-- start SOURCE MATERIAL --
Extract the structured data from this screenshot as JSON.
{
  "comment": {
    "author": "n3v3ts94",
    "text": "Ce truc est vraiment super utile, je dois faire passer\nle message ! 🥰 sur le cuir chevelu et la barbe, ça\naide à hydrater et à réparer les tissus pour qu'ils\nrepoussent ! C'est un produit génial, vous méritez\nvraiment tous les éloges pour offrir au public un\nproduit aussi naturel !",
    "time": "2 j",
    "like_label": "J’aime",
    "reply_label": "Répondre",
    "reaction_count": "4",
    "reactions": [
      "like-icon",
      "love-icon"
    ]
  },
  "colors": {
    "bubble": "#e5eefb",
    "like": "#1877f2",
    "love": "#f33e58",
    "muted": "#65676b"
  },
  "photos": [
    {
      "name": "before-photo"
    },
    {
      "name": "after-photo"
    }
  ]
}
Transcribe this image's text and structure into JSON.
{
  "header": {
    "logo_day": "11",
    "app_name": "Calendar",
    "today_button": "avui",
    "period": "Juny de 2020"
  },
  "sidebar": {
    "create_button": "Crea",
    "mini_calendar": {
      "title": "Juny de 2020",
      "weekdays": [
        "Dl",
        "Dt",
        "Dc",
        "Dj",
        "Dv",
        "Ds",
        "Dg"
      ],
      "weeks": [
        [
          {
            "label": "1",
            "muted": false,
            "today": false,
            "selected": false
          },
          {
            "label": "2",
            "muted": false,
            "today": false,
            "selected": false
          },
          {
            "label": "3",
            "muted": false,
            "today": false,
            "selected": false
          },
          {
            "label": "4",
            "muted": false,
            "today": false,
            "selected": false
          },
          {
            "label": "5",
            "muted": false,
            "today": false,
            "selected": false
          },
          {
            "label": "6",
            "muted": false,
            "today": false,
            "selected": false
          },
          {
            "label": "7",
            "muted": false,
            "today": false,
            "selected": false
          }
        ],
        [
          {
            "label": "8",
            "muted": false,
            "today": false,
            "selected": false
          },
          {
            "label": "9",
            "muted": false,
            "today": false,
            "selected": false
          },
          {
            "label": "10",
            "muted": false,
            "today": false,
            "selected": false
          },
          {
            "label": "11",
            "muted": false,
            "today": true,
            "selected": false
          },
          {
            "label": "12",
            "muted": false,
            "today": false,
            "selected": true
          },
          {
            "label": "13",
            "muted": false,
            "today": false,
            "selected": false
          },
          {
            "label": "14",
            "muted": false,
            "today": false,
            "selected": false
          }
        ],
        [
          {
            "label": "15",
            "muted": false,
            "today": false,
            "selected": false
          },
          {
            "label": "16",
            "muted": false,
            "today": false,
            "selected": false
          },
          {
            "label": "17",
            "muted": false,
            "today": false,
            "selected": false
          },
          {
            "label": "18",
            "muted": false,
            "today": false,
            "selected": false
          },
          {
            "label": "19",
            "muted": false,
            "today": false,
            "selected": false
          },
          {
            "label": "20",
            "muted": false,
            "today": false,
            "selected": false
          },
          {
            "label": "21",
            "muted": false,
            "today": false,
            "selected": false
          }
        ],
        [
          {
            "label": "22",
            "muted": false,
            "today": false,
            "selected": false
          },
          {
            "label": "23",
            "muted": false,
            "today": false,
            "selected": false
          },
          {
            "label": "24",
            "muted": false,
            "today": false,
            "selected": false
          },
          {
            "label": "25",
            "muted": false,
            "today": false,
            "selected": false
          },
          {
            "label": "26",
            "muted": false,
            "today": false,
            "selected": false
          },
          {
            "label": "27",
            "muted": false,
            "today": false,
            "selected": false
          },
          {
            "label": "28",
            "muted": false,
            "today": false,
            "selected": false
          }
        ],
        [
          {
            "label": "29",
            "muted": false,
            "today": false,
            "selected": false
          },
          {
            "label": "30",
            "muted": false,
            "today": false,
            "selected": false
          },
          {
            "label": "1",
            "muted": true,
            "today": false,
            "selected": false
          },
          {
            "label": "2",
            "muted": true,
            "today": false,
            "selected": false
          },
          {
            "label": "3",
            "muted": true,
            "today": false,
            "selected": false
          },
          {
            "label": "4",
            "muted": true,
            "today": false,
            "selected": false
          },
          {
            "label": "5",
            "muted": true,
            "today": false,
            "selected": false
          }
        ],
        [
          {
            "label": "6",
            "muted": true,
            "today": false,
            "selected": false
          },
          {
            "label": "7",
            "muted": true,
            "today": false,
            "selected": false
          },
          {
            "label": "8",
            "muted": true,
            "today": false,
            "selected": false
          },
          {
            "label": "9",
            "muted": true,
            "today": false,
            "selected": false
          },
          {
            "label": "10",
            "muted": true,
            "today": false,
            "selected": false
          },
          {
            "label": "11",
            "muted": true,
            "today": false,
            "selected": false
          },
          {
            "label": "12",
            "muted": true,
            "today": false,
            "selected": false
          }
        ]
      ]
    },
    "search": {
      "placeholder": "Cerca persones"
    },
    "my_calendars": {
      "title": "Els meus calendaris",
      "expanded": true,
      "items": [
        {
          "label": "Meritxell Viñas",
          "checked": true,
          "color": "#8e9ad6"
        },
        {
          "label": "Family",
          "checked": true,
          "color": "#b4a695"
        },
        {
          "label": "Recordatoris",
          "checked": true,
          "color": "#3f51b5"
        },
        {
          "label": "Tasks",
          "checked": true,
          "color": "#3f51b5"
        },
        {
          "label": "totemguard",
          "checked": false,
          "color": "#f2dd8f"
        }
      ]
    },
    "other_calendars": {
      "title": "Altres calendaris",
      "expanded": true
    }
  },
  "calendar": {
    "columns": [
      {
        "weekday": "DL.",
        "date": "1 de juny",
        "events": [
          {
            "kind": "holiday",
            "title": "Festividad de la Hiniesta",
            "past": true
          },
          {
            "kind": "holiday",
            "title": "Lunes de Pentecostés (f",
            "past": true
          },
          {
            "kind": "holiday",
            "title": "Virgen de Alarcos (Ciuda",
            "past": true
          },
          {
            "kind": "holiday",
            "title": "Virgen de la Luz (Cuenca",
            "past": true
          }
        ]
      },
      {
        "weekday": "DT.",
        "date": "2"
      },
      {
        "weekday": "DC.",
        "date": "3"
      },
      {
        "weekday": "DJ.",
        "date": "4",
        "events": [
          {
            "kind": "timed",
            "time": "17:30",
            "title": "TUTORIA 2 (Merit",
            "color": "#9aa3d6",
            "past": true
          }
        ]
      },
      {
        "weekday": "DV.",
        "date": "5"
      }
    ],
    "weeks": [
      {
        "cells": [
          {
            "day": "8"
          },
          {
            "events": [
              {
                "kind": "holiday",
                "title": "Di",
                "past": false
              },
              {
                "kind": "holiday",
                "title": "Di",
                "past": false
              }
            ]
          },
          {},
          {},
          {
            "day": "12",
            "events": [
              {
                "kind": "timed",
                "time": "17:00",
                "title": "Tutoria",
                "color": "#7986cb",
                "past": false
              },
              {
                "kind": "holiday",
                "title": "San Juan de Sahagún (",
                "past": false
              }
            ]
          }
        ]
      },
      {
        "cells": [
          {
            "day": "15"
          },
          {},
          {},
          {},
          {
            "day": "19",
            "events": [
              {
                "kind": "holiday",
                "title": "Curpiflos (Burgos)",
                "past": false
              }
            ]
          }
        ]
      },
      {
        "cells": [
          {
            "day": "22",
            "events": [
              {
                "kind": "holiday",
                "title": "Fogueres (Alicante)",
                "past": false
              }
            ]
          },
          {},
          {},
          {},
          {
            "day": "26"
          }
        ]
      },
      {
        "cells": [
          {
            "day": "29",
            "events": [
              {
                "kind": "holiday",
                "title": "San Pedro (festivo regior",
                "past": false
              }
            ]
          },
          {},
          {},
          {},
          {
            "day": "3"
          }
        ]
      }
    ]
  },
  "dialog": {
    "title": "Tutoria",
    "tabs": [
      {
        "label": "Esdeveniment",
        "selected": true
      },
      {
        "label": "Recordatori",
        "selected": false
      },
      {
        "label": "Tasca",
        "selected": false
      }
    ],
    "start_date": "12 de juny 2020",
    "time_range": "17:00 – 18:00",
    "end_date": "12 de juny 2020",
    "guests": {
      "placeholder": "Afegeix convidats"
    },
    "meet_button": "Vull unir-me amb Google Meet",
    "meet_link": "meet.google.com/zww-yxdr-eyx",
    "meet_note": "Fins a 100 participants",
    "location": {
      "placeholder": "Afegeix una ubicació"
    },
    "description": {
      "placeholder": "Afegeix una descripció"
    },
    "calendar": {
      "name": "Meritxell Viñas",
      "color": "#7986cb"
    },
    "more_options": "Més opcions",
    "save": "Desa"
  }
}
-- end SOURCE MATERIAL --
→ **TASK DESCRIPTION**:
Where a line of the material above holds the string "placeholder", copy that line.

→ **RESULT**:
      "placeholder": "Cerca persones"
      "placeholder": "Afegeix convidats"
      "placeholder": "Afegeix una ubicació"
      "placeholder": "Afegeix una descripció"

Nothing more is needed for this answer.